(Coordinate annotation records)
+ + +
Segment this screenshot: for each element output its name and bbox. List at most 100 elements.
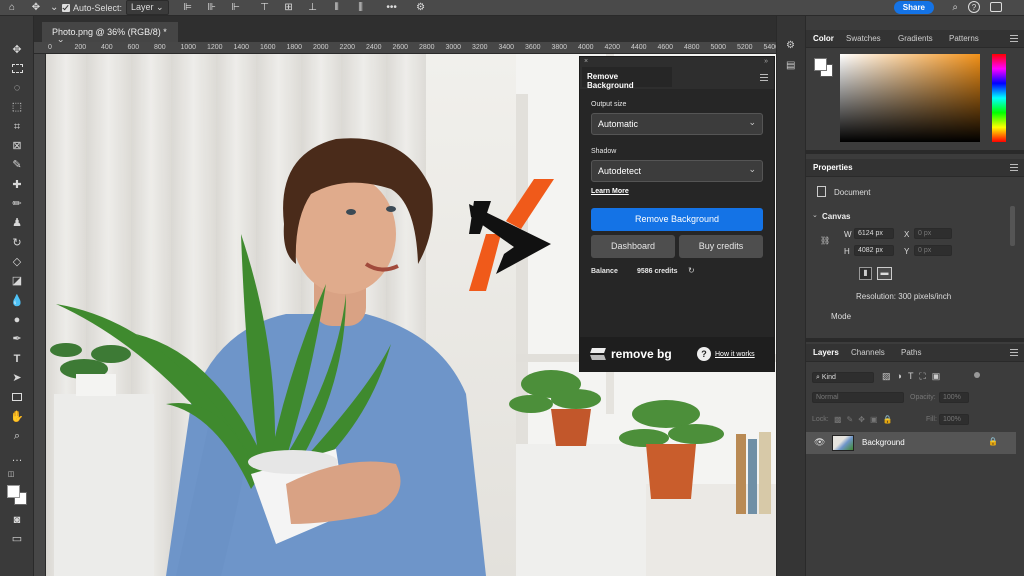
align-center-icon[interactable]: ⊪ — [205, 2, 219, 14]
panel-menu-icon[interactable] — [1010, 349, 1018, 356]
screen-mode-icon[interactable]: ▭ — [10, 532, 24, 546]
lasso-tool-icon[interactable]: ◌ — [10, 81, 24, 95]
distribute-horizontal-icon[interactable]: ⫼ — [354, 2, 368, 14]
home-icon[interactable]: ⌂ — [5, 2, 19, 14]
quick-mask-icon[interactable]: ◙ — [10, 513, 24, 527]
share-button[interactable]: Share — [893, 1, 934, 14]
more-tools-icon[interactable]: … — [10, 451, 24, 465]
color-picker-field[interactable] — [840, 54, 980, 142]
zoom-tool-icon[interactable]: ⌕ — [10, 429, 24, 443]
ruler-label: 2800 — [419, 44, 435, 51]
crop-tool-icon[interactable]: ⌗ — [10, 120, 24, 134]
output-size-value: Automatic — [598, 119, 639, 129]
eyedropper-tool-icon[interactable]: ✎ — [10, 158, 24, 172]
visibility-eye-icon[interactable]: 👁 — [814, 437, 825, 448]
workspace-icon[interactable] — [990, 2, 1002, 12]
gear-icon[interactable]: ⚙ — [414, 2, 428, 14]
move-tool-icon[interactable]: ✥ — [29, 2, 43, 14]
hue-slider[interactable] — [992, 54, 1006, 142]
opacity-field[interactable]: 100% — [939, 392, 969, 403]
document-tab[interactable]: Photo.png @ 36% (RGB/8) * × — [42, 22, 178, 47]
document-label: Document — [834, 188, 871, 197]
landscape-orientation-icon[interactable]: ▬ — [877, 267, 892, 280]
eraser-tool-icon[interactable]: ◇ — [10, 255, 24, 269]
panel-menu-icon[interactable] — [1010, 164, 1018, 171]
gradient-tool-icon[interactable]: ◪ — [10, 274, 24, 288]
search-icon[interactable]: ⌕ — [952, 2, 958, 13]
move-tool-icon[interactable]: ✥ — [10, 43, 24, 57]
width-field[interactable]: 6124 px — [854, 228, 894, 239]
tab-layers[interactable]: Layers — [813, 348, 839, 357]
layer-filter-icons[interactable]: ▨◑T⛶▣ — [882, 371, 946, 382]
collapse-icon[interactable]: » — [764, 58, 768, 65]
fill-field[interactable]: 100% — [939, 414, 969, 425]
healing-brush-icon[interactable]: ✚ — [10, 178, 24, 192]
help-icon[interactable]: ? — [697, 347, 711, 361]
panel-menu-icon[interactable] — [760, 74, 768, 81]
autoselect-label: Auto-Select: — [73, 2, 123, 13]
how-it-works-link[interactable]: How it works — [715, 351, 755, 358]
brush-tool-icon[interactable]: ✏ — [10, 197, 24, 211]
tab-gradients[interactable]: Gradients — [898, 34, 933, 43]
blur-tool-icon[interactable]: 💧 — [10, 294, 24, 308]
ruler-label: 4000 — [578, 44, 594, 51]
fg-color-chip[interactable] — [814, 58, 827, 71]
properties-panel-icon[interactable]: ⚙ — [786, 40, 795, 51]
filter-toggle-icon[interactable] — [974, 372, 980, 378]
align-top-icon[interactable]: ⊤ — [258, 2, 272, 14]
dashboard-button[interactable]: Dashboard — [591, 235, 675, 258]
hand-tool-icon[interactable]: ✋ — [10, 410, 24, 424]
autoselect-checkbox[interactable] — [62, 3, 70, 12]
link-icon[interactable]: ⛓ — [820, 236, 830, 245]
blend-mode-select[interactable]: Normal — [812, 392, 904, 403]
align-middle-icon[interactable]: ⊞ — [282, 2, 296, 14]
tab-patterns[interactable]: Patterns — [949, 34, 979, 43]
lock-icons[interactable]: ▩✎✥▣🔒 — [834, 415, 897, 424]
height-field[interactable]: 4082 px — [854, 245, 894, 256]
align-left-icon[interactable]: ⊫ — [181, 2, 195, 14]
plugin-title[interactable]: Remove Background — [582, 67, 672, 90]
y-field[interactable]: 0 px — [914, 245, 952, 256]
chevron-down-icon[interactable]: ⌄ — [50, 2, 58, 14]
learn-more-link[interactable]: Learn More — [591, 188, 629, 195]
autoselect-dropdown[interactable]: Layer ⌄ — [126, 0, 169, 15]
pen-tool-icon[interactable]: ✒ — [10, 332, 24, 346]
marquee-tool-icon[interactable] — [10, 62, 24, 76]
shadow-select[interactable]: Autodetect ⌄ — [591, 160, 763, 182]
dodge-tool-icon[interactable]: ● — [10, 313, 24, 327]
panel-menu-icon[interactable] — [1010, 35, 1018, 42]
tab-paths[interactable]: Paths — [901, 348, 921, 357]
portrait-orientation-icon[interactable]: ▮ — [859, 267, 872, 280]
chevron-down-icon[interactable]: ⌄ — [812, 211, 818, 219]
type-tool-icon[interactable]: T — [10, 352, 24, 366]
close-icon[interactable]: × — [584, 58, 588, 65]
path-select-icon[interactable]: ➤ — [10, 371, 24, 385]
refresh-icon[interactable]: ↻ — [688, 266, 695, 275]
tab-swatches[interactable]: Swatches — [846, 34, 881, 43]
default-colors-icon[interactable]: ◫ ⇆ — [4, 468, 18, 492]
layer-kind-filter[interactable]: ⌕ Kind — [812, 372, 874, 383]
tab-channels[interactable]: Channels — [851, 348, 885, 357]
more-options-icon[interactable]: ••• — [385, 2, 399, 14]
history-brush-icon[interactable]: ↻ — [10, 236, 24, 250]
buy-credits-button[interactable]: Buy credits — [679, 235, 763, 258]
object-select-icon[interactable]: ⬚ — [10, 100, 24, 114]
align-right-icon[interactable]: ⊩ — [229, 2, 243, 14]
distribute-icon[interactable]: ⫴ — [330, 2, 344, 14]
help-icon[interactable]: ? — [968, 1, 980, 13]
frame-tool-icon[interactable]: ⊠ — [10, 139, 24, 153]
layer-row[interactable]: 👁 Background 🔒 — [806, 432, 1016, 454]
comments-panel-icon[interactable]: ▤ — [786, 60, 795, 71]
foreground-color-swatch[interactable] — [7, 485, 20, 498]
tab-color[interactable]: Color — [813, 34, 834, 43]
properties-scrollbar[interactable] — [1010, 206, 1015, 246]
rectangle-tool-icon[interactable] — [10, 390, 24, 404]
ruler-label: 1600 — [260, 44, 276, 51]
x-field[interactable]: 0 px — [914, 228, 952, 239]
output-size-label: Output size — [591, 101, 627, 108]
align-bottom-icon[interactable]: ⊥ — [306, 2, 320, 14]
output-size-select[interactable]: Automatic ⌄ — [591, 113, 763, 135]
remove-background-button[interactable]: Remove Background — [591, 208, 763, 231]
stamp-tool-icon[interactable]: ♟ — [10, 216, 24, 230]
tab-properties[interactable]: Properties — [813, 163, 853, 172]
+ + +
Short task — Can you rewrite every entry above with "panel-menu-icon" swapped for "panel-options-icon", keeping everything else the same and omitting the pictures?

Written answer —
Segment this screenshot: for each element output its name and bbox. List at most 100 elements.
align-center-icon[interactable]: ⊪ — [205, 2, 219, 14]
panel-options-icon[interactable] — [1010, 349, 1018, 356]
screen-mode-icon[interactable]: ▭ — [10, 532, 24, 546]
lasso-tool-icon[interactable]: ◌ — [10, 81, 24, 95]
distribute-horizontal-icon[interactable]: ⫼ — [354, 2, 368, 14]
home-icon[interactable]: ⌂ — [5, 2, 19, 14]
quick-mask-icon[interactable]: ◙ — [10, 513, 24, 527]
share-button[interactable]: Share — [893, 1, 934, 14]
more-tools-icon[interactable]: … — [10, 451, 24, 465]
color-picker-field[interactable] — [840, 54, 980, 142]
zoom-tool-icon[interactable]: ⌕ — [10, 429, 24, 443]
ruler-label: 2800 — [419, 44, 435, 51]
crop-tool-icon[interactable]: ⌗ — [10, 120, 24, 134]
output-size-value: Automatic — [598, 119, 639, 129]
eyedropper-tool-icon[interactable]: ✎ — [10, 158, 24, 172]
visibility-eye-icon[interactable]: 👁 — [814, 437, 825, 448]
workspace-icon[interactable] — [990, 2, 1002, 12]
gear-icon[interactable]: ⚙ — [414, 2, 428, 14]
move-tool-icon[interactable]: ✥ — [29, 2, 43, 14]
hue-slider[interactable] — [992, 54, 1006, 142]
opacity-field[interactable]: 100% — [939, 392, 969, 403]
document-tab[interactable]: Photo.png @ 36% (RGB/8) * × — [42, 22, 178, 47]
document-label: Document — [834, 188, 871, 197]
landscape-orientation-icon[interactable]: ▬ — [877, 267, 892, 280]
eraser-tool-icon[interactable]: ◇ — [10, 255, 24, 269]
panel-options-icon[interactable] — [1010, 164, 1018, 171]
gradient-tool-icon[interactable]: ◪ — [10, 274, 24, 288]
search-icon[interactable]: ⌕ — [952, 2, 958, 13]
move-tool-icon[interactable]: ✥ — [10, 43, 24, 57]
width-field[interactable]: 6124 px — [854, 228, 894, 239]
tab-layers[interactable]: Layers — [813, 348, 839, 357]
layer-filter-icons[interactable]: ▨◑T⛶▣ — [882, 371, 946, 382]
collapse-icon[interactable]: » — [764, 58, 768, 65]
fill-field[interactable]: 100% — [939, 414, 969, 425]
healing-brush-icon[interactable]: ✚ — [10, 178, 24, 192]
help-icon[interactable]: ? — [697, 347, 711, 361]
panel-options-icon[interactable] — [760, 74, 768, 81]
autoselect-label: Auto-Select: — [73, 2, 123, 13]
how-it-works-link[interactable]: How it works — [715, 351, 755, 358]
brush-tool-icon[interactable]: ✏ — [10, 197, 24, 211]
tab-gradients[interactable]: Gradients — [898, 34, 933, 43]
blur-tool-icon[interactable]: 💧 — [10, 294, 24, 308]
ruler-label: 4000 — [578, 44, 594, 51]
fg-color-chip[interactable] — [814, 58, 827, 71]
properties-panel-icon[interactable]: ⚙ — [786, 40, 795, 51]
filter-toggle-icon[interactable] — [974, 372, 980, 378]
align-top-icon[interactable]: ⊤ — [258, 2, 272, 14]
dashboard-button[interactable]: Dashboard — [591, 235, 675, 258]
hand-tool-icon[interactable]: ✋ — [10, 410, 24, 424]
autoselect-checkbox[interactable] — [62, 3, 70, 12]
link-icon[interactable]: ⛓ — [820, 236, 830, 245]
blend-mode-select[interactable]: Normal — [812, 392, 904, 403]
align-middle-icon[interactable]: ⊞ — [282, 2, 296, 14]
tab-patterns[interactable]: Patterns — [949, 34, 979, 43]
lock-icons[interactable]: ▩✎✥▣🔒 — [834, 415, 897, 424]
height-field[interactable]: 4082 px — [854, 245, 894, 256]
align-left-icon[interactable]: ⊫ — [181, 2, 195, 14]
plugin-title[interactable]: Remove Background — [582, 67, 672, 90]
y-field[interactable]: 0 px — [914, 245, 952, 256]
chevron-down-icon[interactable]: ⌄ — [50, 2, 58, 14]
learn-more-link[interactable]: Learn More — [591, 188, 629, 195]
autoselect-dropdown[interactable]: Layer ⌄ — [126, 0, 169, 15]
pen-tool-icon[interactable]: ✒ — [10, 332, 24, 346]
marquee-tool-icon[interactable] — [10, 62, 24, 76]
shadow-select[interactable]: Autodetect ⌄ — [591, 160, 763, 182]
dodge-tool-icon[interactable]: ● — [10, 313, 24, 327]
panel-options-icon[interactable] — [1010, 35, 1018, 42]
tab-paths[interactable]: Paths — [901, 348, 921, 357]
portrait-orientation-icon[interactable]: ▮ — [859, 267, 872, 280]
chevron-down-icon[interactable]: ⌄ — [812, 211, 818, 219]
type-tool-icon[interactable]: T — [10, 352, 24, 366]
close-icon[interactable]: × — [584, 58, 588, 65]
path-select-icon[interactable]: ➤ — [10, 371, 24, 385]
refresh-icon[interactable]: ↻ — [688, 266, 695, 275]
tab-swatches[interactable]: Swatches — [846, 34, 881, 43]
default-colors-icon[interactable]: ◫ ⇆ — [4, 468, 18, 492]
layer-kind-filter[interactable]: ⌕ Kind — [812, 372, 874, 383]
tab-channels[interactable]: Channels — [851, 348, 885, 357]
more-options-icon[interactable]: ••• — [385, 2, 399, 14]
history-brush-icon[interactable]: ↻ — [10, 236, 24, 250]
buy-credits-button[interactable]: Buy credits — [679, 235, 763, 258]
object-select-icon[interactable]: ⬚ — [10, 100, 24, 114]
align-right-icon[interactable]: ⊩ — [229, 2, 243, 14]
distribute-icon[interactable]: ⫴ — [330, 2, 344, 14]
help-icon[interactable]: ? — [968, 1, 980, 13]
frame-tool-icon[interactable]: ⊠ — [10, 139, 24, 153]
layer-row[interactable]: 👁 Background 🔒 — [806, 432, 1016, 454]
comments-panel-icon[interactable]: ▤ — [786, 60, 795, 71]
foreground-color-swatch[interactable] — [7, 485, 20, 498]
tab-color[interactable]: Color — [813, 34, 834, 43]
properties-scrollbar[interactable] — [1010, 206, 1015, 246]
rectangle-tool-icon[interactable] — [10, 390, 24, 404]
ruler-label: 1600 — [260, 44, 276, 51]
x-field[interactable]: 0 px — [914, 228, 952, 239]
output-size-label: Output size — [591, 101, 627, 108]
align-bottom-icon[interactable]: ⊥ — [306, 2, 320, 14]
output-size-select[interactable]: Automatic ⌄ — [591, 113, 763, 135]
remove-background-button[interactable]: Remove Background — [591, 208, 763, 231]
stamp-tool-icon[interactable]: ♟ — [10, 216, 24, 230]
tab-properties[interactable]: Properties — [813, 163, 853, 172]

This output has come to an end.